_YOUR TASK:_ Within the data below, state how many lines contain the string "LAWS". Provide the number only.

[START OF INPUT RECORDS]

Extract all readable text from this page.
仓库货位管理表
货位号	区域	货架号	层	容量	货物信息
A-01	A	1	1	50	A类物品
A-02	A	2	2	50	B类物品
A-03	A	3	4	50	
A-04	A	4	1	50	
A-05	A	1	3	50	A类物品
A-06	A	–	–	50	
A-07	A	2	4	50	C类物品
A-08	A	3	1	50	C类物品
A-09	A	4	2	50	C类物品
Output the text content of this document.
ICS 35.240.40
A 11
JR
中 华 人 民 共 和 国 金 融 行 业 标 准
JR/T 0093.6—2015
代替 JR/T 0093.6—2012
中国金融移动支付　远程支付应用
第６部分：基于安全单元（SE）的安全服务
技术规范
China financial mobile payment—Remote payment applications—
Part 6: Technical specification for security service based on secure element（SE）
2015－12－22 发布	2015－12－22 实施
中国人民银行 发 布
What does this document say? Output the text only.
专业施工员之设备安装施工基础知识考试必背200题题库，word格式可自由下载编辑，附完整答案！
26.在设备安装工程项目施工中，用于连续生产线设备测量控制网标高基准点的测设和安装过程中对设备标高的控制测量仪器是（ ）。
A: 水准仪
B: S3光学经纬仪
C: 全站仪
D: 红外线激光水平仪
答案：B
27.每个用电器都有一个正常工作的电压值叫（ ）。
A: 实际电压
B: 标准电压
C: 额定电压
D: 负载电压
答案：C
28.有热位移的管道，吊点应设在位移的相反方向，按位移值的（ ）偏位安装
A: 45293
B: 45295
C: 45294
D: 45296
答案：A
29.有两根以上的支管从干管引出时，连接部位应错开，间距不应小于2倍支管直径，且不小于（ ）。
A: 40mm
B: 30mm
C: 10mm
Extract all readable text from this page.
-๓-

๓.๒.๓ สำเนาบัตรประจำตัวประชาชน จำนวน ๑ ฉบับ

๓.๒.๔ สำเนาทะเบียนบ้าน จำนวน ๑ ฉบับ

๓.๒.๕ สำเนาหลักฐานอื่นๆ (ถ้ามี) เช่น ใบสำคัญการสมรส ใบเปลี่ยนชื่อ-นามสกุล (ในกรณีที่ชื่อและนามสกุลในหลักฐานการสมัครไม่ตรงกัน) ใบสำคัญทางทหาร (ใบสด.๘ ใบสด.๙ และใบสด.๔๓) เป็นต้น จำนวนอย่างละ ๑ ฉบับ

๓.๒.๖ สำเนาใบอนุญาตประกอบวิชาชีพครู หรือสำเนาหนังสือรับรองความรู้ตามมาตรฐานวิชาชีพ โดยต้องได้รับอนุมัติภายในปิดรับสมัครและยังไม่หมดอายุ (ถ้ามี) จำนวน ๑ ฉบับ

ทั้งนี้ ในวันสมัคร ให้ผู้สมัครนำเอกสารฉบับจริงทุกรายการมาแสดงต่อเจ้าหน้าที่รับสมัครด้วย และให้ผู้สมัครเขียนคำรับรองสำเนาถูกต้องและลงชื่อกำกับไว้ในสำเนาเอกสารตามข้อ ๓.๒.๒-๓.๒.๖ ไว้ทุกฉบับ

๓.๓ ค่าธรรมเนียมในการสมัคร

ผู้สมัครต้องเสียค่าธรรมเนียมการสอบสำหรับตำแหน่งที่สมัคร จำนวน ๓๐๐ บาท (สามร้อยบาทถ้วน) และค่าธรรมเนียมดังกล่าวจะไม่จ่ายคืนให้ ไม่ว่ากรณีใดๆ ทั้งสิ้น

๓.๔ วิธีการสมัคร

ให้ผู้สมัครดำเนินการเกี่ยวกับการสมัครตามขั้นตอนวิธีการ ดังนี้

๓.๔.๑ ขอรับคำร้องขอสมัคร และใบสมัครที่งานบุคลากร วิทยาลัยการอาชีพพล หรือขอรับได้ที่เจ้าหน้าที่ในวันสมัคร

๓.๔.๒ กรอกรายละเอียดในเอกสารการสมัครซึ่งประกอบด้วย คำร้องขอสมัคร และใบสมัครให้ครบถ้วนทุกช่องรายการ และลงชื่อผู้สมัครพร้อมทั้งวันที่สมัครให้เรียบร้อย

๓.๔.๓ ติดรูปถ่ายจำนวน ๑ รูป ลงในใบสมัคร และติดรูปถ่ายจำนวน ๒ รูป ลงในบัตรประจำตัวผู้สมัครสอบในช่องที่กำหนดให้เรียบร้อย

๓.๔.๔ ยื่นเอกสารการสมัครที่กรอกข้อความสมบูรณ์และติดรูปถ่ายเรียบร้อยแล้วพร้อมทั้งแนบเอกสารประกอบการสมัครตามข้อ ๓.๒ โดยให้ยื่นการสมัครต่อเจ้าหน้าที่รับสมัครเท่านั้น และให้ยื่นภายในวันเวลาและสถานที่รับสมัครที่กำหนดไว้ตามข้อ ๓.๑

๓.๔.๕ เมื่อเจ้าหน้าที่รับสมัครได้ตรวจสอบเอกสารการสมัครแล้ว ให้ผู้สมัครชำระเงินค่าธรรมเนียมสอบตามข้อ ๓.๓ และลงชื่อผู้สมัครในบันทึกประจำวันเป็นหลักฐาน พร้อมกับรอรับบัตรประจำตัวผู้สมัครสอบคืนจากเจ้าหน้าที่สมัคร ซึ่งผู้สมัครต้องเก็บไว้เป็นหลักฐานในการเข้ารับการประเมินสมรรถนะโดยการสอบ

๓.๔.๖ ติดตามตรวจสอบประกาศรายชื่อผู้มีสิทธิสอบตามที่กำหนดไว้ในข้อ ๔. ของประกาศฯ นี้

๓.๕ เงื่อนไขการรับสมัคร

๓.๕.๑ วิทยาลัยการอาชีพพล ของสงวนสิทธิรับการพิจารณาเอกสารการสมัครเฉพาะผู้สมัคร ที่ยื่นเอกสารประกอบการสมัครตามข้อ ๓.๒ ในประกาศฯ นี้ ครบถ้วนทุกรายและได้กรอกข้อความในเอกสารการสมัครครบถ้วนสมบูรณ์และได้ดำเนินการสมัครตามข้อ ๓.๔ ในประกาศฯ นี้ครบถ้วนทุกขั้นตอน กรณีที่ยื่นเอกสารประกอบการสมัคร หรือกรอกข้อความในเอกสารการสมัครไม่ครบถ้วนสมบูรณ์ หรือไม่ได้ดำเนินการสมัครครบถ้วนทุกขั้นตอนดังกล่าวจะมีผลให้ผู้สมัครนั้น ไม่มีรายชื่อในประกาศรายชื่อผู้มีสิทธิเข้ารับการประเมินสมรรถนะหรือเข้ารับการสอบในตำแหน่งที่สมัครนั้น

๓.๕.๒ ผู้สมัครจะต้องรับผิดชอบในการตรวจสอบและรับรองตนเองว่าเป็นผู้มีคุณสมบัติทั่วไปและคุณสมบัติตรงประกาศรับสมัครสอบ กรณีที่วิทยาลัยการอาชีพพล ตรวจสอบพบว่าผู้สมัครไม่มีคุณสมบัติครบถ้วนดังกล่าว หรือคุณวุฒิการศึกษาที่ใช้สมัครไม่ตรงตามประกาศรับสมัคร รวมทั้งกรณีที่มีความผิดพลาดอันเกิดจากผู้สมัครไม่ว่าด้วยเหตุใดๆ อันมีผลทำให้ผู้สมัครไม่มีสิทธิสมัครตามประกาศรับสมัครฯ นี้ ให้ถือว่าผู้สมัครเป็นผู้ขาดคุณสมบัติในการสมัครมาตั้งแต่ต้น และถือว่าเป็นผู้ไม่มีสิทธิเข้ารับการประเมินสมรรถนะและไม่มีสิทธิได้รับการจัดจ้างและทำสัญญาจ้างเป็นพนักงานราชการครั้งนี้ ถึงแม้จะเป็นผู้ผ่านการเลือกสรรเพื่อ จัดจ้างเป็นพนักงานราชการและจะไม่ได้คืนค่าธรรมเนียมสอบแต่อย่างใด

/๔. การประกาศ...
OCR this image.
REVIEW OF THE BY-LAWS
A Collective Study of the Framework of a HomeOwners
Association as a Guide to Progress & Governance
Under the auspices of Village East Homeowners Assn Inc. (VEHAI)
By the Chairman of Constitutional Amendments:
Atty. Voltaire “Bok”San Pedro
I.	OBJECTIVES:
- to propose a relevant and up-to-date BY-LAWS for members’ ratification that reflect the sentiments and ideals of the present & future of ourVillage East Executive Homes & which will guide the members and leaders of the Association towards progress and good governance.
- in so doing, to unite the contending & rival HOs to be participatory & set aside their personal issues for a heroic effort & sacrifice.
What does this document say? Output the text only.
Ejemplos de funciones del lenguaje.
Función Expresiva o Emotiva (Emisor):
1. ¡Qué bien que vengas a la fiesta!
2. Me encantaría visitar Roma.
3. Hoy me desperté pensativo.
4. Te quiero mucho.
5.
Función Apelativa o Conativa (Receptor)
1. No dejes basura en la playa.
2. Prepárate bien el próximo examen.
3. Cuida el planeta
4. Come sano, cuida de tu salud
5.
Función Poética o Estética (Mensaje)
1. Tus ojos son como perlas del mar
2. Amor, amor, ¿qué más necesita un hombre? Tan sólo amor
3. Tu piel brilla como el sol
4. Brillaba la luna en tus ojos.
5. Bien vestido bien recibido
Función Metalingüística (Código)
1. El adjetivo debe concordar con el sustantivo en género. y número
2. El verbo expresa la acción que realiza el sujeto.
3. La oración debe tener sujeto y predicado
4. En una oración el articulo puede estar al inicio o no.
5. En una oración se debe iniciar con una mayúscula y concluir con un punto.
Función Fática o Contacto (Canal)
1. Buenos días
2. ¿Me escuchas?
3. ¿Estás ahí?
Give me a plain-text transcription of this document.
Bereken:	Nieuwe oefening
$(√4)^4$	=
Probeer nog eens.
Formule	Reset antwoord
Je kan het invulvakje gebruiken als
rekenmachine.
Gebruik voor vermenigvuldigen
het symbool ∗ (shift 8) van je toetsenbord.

[END OF INPUT RECORDS]

_WRITTEN SOLUTION:_ 2